[Work to do] Leave out the pictures and repeat everything else in the records exactly.
##### Entries supplied
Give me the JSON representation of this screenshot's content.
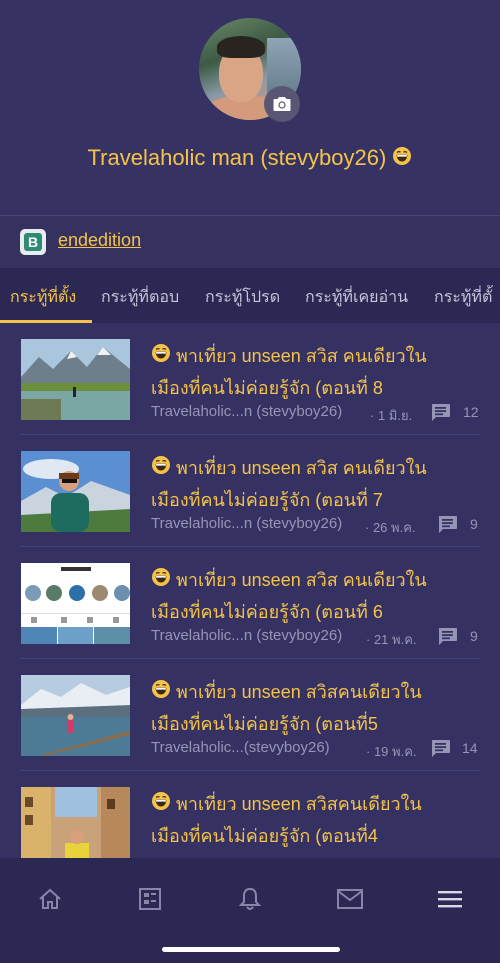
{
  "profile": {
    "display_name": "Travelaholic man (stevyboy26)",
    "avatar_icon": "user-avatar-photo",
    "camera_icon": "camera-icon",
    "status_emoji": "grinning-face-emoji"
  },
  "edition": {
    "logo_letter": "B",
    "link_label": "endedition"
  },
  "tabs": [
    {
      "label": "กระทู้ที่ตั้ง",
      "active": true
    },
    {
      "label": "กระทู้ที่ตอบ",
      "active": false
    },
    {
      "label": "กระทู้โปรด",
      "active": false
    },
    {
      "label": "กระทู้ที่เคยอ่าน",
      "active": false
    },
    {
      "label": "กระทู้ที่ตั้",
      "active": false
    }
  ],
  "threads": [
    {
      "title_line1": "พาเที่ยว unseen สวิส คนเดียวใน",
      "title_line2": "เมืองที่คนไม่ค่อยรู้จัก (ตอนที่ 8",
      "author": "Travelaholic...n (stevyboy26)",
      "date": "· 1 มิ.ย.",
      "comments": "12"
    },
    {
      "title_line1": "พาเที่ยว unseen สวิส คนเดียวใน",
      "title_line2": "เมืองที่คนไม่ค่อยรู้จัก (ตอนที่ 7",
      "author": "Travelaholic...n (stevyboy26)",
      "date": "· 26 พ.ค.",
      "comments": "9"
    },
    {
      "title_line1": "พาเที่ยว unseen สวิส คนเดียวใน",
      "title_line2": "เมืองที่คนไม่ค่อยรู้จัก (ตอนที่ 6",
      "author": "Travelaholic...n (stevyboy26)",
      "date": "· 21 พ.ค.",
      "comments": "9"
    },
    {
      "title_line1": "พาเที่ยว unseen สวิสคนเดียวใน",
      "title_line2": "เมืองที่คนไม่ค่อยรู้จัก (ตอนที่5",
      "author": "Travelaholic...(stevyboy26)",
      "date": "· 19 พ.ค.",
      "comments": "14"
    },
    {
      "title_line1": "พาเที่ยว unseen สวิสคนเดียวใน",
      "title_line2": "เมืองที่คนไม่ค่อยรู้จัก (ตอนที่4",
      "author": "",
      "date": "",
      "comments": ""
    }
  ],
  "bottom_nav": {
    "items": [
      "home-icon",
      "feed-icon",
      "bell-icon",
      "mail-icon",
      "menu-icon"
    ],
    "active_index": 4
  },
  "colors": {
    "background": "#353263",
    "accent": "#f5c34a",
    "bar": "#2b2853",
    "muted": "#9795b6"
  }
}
##########
[Output for this exercise]
Give me the JSON representation of this screenshot's content.
{
  "profile": {
    "display_name": "Travelaholic man (stevyboy26)",
    "avatar_icon": "user-avatar-photo",
    "camera_icon": "camera-icon",
    "status_emoji": "grinning-face-emoji"
  },
  "edition": {
    "logo_letter": "B",
    "link_label": "endedition"
  },
  "tabs": [
    {
      "label": "กระทู้ที่ตั้ง",
      "active": true
    },
    {
      "label": "กระทู้ที่ตอบ",
      "active": false
    },
    {
      "label": "กระทู้โปรด",
      "active": false
    },
    {
      "label": "กระทู้ที่เคยอ่าน",
      "active": false
    },
    {
      "label": "กระทู้ที่ตั้",
      "active": false
    }
  ],
  "threads": [
    {
      "title_line1": "พาเที่ยว unseen สวิส คนเดียวใน",
      "title_line2": "เมืองที่คนไม่ค่อยรู้จัก (ตอนที่ 8",
      "author": "Travelaholic...n (stevyboy26)",
      "date": "· 1 มิ.ย.",
      "comments": "12"
    },
    {
      "title_line1": "พาเที่ยว unseen สวิส คนเดียวใน",
      "title_line2": "เมืองที่คนไม่ค่อยรู้จัก (ตอนที่ 7",
      "author": "Travelaholic...n (stevyboy26)",
      "date": "· 26 พ.ค.",
      "comments": "9"
    },
    {
      "title_line1": "พาเที่ยว unseen สวิส คนเดียวใน",
      "title_line2": "เมืองที่คนไม่ค่อยรู้จัก (ตอนที่ 6",
      "author": "Travelaholic...n (stevyboy26)",
      "date": "· 21 พ.ค.",
      "comments": "9"
    },
    {
      "title_line1": "พาเที่ยว unseen สวิสคนเดียวใน",
      "title_line2": "เมืองที่คนไม่ค่อยรู้จัก (ตอนที่5",
      "author": "Travelaholic...(stevyboy26)",
      "date": "· 19 พ.ค.",
      "comments": "14"
    },
    {
      "title_line1": "พาเที่ยว unseen สวิสคนเดียวใน",
      "title_line2": "เมืองที่คนไม่ค่อยรู้จัก (ตอนที่4",
      "author": "",
      "date": "",
      "comments": ""
    }
  ],
  "bottom_nav": {
    "items": [
      "home-icon",
      "feed-icon",
      "bell-icon",
      "mail-icon",
      "menu-icon"
    ],
    "active_index": 4
  },
  "colors": {
    "background": "#353263",
    "accent": "#f5c34a",
    "bar": "#2b2853",
    "muted": "#9795b6"
  }
}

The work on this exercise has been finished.